### Aim of the task
Copy nothing but the text: repeat each entry exactly and drop the images.

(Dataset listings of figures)
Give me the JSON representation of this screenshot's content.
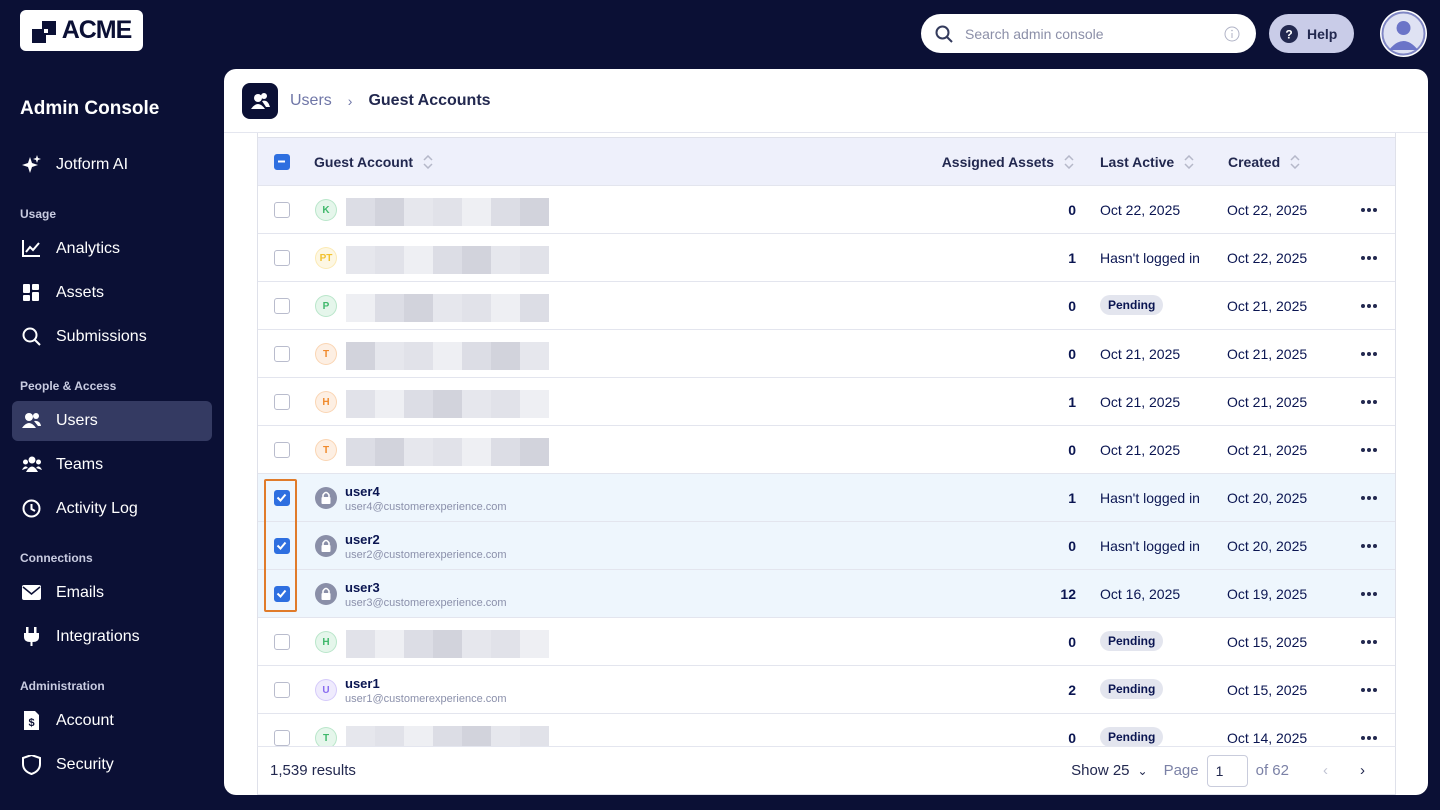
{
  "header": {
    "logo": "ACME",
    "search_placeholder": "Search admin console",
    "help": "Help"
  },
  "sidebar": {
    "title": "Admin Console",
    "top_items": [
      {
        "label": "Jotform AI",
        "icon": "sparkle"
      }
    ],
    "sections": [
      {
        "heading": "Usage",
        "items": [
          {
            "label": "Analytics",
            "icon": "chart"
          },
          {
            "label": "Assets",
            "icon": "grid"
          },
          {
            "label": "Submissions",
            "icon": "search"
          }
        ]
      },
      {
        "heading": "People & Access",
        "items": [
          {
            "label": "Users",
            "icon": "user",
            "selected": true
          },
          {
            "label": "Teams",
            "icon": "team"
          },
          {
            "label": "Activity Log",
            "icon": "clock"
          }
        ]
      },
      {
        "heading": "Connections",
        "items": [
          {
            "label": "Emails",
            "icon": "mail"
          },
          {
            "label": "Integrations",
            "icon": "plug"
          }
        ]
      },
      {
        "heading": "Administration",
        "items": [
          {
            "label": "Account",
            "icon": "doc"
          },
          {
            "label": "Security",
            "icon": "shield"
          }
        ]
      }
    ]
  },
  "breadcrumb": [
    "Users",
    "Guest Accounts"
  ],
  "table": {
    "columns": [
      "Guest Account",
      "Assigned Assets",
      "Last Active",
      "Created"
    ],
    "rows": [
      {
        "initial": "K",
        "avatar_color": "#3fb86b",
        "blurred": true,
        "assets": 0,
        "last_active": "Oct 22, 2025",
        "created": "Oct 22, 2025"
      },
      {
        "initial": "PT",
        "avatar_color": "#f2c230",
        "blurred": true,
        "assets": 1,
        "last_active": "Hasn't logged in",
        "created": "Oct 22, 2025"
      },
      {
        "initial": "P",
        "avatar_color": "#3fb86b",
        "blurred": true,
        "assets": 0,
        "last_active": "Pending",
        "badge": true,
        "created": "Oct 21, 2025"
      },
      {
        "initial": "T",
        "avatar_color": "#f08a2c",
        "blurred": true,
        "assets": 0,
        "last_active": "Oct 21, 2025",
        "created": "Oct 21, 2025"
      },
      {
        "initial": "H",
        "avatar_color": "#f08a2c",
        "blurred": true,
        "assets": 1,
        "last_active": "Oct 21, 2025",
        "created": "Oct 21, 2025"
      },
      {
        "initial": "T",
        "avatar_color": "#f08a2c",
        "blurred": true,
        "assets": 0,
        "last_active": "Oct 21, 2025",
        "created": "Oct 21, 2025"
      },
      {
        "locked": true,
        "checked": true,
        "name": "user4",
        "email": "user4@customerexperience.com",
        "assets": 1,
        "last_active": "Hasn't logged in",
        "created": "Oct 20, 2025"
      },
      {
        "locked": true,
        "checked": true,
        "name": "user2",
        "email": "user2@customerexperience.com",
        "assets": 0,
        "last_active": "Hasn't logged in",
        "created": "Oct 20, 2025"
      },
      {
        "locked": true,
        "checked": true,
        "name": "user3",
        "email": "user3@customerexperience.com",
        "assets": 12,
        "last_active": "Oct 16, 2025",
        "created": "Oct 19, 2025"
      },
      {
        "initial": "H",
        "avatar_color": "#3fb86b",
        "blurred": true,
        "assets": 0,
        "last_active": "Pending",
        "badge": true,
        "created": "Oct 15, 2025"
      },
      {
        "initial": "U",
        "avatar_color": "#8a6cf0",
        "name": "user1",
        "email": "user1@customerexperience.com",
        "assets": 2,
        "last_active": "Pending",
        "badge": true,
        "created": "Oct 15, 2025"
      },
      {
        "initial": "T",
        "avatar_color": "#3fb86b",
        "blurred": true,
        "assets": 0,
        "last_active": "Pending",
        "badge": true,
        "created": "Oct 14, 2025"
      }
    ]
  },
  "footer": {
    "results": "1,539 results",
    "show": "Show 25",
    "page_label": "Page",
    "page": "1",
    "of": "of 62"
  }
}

### Answer to the problem
Give me the JSON representation of this screenshot's content.
{
  "header": {
    "logo": "ACME",
    "search_placeholder": "Search admin console",
    "help": "Help"
  },
  "sidebar": {
    "title": "Admin Console",
    "top_items": [
      {
        "label": "Jotform AI",
        "icon": "sparkle"
      }
    ],
    "sections": [
      {
        "heading": "Usage",
        "items": [
          {
            "label": "Analytics",
            "icon": "chart"
          },
          {
            "label": "Assets",
            "icon": "grid"
          },
          {
            "label": "Submissions",
            "icon": "search"
          }
        ]
      },
      {
        "heading": "People & Access",
        "items": [
          {
            "label": "Users",
            "icon": "user",
            "selected": true
          },
          {
            "label": "Teams",
            "icon": "team"
          },
          {
            "label": "Activity Log",
            "icon": "clock"
          }
        ]
      },
      {
        "heading": "Connections",
        "items": [
          {
            "label": "Emails",
            "icon": "mail"
          },
          {
            "label": "Integrations",
            "icon": "plug"
          }
        ]
      },
      {
        "heading": "Administration",
        "items": [
          {
            "label": "Account",
            "icon": "doc"
          },
          {
            "label": "Security",
            "icon": "shield"
          }
        ]
      }
    ]
  },
  "breadcrumb": [
    "Users",
    "Guest Accounts"
  ],
  "table": {
    "columns": [
      "Guest Account",
      "Assigned Assets",
      "Last Active",
      "Created"
    ],
    "rows": [
      {
        "initial": "K",
        "avatar_color": "#3fb86b",
        "blurred": true,
        "assets": 0,
        "last_active": "Oct 22, 2025",
        "created": "Oct 22, 2025"
      },
      {
        "initial": "PT",
        "avatar_color": "#f2c230",
        "blurred": true,
        "assets": 1,
        "last_active": "Hasn't logged in",
        "created": "Oct 22, 2025"
      },
      {
        "initial": "P",
        "avatar_color": "#3fb86b",
        "blurred": true,
        "assets": 0,
        "last_active": "Pending",
        "badge": true,
        "created": "Oct 21, 2025"
      },
      {
        "initial": "T",
        "avatar_color": "#f08a2c",
        "blurred": true,
        "assets": 0,
        "last_active": "Oct 21, 2025",
        "created": "Oct 21, 2025"
      },
      {
        "initial": "H",
        "avatar_color": "#f08a2c",
        "blurred": true,
        "assets": 1,
        "last_active": "Oct 21, 2025",
        "created": "Oct 21, 2025"
      },
      {
        "initial": "T",
        "avatar_color": "#f08a2c",
        "blurred": true,
        "assets": 0,
        "last_active": "Oct 21, 2025",
        "created": "Oct 21, 2025"
      },
      {
        "locked": true,
        "checked": true,
        "name": "user4",
        "email": "user4@customerexperience.com",
        "assets": 1,
        "last_active": "Hasn't logged in",
        "created": "Oct 20, 2025"
      },
      {
        "locked": true,
        "checked": true,
        "name": "user2",
        "email": "user2@customerexperience.com",
        "assets": 0,
        "last_active": "Hasn't logged in",
        "created": "Oct 20, 2025"
      },
      {
        "locked": true,
        "checked": true,
        "name": "user3",
        "email": "user3@customerexperience.com",
        "assets": 12,
        "last_active": "Oct 16, 2025",
        "created": "Oct 19, 2025"
      },
      {
        "initial": "H",
        "avatar_color": "#3fb86b",
        "blurred": true,
        "assets": 0,
        "last_active": "Pending",
        "badge": true,
        "created": "Oct 15, 2025"
      },
      {
        "initial": "U",
        "avatar_color": "#8a6cf0",
        "name": "user1",
        "email": "user1@customerexperience.com",
        "assets": 2,
        "last_active": "Pending",
        "badge": true,
        "created": "Oct 15, 2025"
      },
      {
        "initial": "T",
        "avatar_color": "#3fb86b",
        "blurred": true,
        "assets": 0,
        "last_active": "Pending",
        "badge": true,
        "created": "Oct 14, 2025"
      }
    ]
  },
  "footer": {
    "results": "1,539 results",
    "show": "Show 25",
    "page_label": "Page",
    "page": "1",
    "of": "of 62"
  }
}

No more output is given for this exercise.